» **THE TASK**
Could you edit the listing below so that "piece-outline" becomes "piece-shadow" everywhere it occurs, with every other line left unchanged?

» **DATA SUPPLIED**
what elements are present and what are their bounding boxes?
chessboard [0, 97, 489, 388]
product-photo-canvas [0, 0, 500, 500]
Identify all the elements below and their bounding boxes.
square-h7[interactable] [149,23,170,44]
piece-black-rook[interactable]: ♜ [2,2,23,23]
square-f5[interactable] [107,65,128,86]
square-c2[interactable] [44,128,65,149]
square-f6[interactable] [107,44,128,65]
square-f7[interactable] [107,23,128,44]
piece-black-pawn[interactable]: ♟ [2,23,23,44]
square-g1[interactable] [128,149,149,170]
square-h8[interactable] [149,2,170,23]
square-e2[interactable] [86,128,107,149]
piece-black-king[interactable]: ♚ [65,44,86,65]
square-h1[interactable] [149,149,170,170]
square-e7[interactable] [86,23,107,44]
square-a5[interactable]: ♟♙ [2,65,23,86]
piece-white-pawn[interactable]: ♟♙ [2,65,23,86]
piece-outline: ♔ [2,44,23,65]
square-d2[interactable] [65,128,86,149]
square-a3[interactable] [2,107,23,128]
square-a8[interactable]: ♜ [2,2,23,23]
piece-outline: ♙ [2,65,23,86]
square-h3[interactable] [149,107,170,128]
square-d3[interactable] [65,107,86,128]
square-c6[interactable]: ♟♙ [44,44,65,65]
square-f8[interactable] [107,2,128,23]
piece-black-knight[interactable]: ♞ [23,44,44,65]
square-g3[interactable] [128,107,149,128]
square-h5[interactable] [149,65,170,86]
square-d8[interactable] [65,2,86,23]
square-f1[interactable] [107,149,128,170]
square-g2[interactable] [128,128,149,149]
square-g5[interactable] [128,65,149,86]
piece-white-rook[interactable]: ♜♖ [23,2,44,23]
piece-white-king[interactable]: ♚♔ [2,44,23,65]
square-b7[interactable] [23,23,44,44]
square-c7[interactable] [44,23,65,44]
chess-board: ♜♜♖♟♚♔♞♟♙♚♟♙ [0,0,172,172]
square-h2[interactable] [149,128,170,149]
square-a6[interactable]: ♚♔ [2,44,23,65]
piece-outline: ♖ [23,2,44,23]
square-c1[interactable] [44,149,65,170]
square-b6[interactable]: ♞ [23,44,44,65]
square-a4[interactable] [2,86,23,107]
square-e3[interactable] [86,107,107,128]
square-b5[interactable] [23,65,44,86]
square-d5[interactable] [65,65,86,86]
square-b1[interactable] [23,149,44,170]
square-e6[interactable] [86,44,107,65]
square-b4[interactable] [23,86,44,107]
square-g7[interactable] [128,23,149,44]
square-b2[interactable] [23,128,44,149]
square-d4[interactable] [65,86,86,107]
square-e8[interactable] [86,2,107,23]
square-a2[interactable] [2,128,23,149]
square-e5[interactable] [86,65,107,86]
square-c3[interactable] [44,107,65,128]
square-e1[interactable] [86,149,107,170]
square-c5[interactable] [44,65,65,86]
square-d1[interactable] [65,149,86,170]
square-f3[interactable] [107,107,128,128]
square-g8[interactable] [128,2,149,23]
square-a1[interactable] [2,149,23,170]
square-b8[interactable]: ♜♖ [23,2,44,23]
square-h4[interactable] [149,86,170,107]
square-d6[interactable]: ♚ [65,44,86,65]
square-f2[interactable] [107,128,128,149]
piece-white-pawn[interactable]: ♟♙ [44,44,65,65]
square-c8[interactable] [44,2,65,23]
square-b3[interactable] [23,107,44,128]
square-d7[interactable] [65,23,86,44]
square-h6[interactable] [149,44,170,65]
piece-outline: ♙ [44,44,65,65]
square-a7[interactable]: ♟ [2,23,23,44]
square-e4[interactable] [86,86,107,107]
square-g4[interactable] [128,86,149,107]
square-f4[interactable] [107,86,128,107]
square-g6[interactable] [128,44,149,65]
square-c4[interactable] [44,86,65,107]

» **CORRECT ANSWER**
what elements are present and what are their bounding boxes?
chessboard [0, 97, 489, 388]
product-photo-canvas [0, 0, 500, 500]
Identify all the elements below and their bounding boxes.
square-h7[interactable] [149,23,170,44]
piece-black-rook[interactable]: ♜ [2,2,23,23]
square-f5[interactable] [107,65,128,86]
square-c2[interactable] [44,128,65,149]
square-f6[interactable] [107,44,128,65]
square-f7[interactable] [107,23,128,44]
piece-black-pawn[interactable]: ♟ [2,23,23,44]
square-g1[interactable] [128,149,149,170]
square-h8[interactable] [149,2,170,23]
square-e2[interactable] [86,128,107,149]
piece-black-king[interactable]: ♚ [65,44,86,65]
square-h1[interactable] [149,149,170,170]
square-e7[interactable] [86,23,107,44]
square-a5[interactable]: ♟♙ [2,65,23,86]
piece-white-pawn[interactable]: ♟♙ [2,65,23,86]
piece-shadow: ♔ [2,44,23,65]
square-d2[interactable] [65,128,86,149]
square-a3[interactable] [2,107,23,128]
square-a8[interactable]: ♜ [2,2,23,23]
piece-shadow: ♙ [2,65,23,86]
square-h3[interactable] [149,107,170,128]
square-d3[interactable] [65,107,86,128]
square-c6[interactable]: ♟♙ [44,44,65,65]
square-f8[interactable] [107,2,128,23]
piece-black-knight[interactable]: ♞ [23,44,44,65]
square-g3[interactable] [128,107,149,128]
square-h5[interactable] [149,65,170,86]
square-d8[interactable] [65,2,86,23]
square-f1[interactable] [107,149,128,170]
square-g2[interactable] [128,128,149,149]
square-g5[interactable] [128,65,149,86]
piece-white-rook[interactable]: ♜♖ [23,2,44,23]
piece-white-king[interactable]: ♚♔ [2,44,23,65]
square-b7[interactable] [23,23,44,44]
square-c7[interactable] [44,23,65,44]
chess-board: ♜♜♖♟♚♔♞♟♙♚♟♙ [0,0,172,172]
square-h2[interactable] [149,128,170,149]
square-a6[interactable]: ♚♔ [2,44,23,65]
piece-shadow: ♖ [23,2,44,23]
square-c1[interactable] [44,149,65,170]
square-b6[interactable]: ♞ [23,44,44,65]
square-a4[interactable] [2,86,23,107]
square-e3[interactable] [86,107,107,128]
square-b5[interactable] [23,65,44,86]
square-d5[interactable] [65,65,86,86]
square-b1[interactable] [23,149,44,170]
square-e6[interactable] [86,44,107,65]
square-b4[interactable] [23,86,44,107]
square-g7[interactable] [128,23,149,44]
square-b2[interactable] [23,128,44,149]
square-d4[interactable] [65,86,86,107]
square-e8[interactable] [86,2,107,23]
square-a2[interactable] [2,128,23,149]
square-e5[interactable] [86,65,107,86]
square-c3[interactable] [44,107,65,128]
square-e1[interactable] [86,149,107,170]
square-c5[interactable] [44,65,65,86]
square-d1[interactable] [65,149,86,170]
square-f3[interactable] [107,107,128,128]
square-g8[interactable] [128,2,149,23]
square-a1[interactable] [2,149,23,170]
square-b8[interactable]: ♜♖ [23,2,44,23]
square-h4[interactable] [149,86,170,107]
square-d6[interactable]: ♚ [65,44,86,65]
square-f2[interactable] [107,128,128,149]
piece-white-pawn[interactable]: ♟♙ [44,44,65,65]
square-c8[interactable] [44,2,65,23]
square-b3[interactable] [23,107,44,128]
square-d7[interactable] [65,23,86,44]
square-h6[interactable] [149,44,170,65]
piece-shadow: ♙ [44,44,65,65]
square-a7[interactable]: ♟ [2,23,23,44]
square-e4[interactable] [86,86,107,107]
square-g4[interactable] [128,86,149,107]
square-f4[interactable] [107,86,128,107]
square-g6[interactable] [128,44,149,65]
square-c4[interactable] [44,86,65,107]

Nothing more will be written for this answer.